Find each line with the word "France" in it, then give the total alone.

---

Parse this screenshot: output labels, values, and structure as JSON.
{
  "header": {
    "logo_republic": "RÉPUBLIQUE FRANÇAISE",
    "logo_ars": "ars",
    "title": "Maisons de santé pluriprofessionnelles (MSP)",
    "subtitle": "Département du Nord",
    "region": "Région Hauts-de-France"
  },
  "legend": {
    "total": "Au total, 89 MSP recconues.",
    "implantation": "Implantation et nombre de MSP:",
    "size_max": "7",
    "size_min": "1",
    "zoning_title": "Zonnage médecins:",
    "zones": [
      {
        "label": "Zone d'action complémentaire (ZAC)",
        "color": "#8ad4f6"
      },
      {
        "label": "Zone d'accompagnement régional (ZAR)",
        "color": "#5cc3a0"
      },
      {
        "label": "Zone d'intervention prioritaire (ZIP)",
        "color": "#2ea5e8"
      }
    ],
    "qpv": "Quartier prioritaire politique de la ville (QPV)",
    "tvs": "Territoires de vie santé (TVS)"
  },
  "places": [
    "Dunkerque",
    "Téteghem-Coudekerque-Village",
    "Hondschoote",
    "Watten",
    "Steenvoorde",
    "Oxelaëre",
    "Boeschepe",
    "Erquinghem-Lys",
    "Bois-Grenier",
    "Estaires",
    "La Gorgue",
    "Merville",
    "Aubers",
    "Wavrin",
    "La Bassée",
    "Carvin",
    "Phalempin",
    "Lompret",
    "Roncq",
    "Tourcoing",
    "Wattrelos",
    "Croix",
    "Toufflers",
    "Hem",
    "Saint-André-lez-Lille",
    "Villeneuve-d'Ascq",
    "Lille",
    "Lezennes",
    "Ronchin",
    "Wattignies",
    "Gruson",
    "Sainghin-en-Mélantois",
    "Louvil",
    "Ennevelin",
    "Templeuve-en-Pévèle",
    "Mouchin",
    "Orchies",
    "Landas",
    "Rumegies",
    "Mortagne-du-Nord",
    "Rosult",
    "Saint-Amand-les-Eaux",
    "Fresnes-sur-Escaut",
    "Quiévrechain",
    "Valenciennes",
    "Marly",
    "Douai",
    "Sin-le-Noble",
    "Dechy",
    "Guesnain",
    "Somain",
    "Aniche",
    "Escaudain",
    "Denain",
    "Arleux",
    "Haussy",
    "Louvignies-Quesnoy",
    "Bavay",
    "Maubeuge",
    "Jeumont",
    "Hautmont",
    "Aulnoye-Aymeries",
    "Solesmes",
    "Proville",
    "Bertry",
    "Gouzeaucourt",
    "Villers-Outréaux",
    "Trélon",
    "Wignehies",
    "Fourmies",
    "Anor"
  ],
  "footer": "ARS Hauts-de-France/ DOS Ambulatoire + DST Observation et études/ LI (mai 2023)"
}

---

- _Complete answer_: 2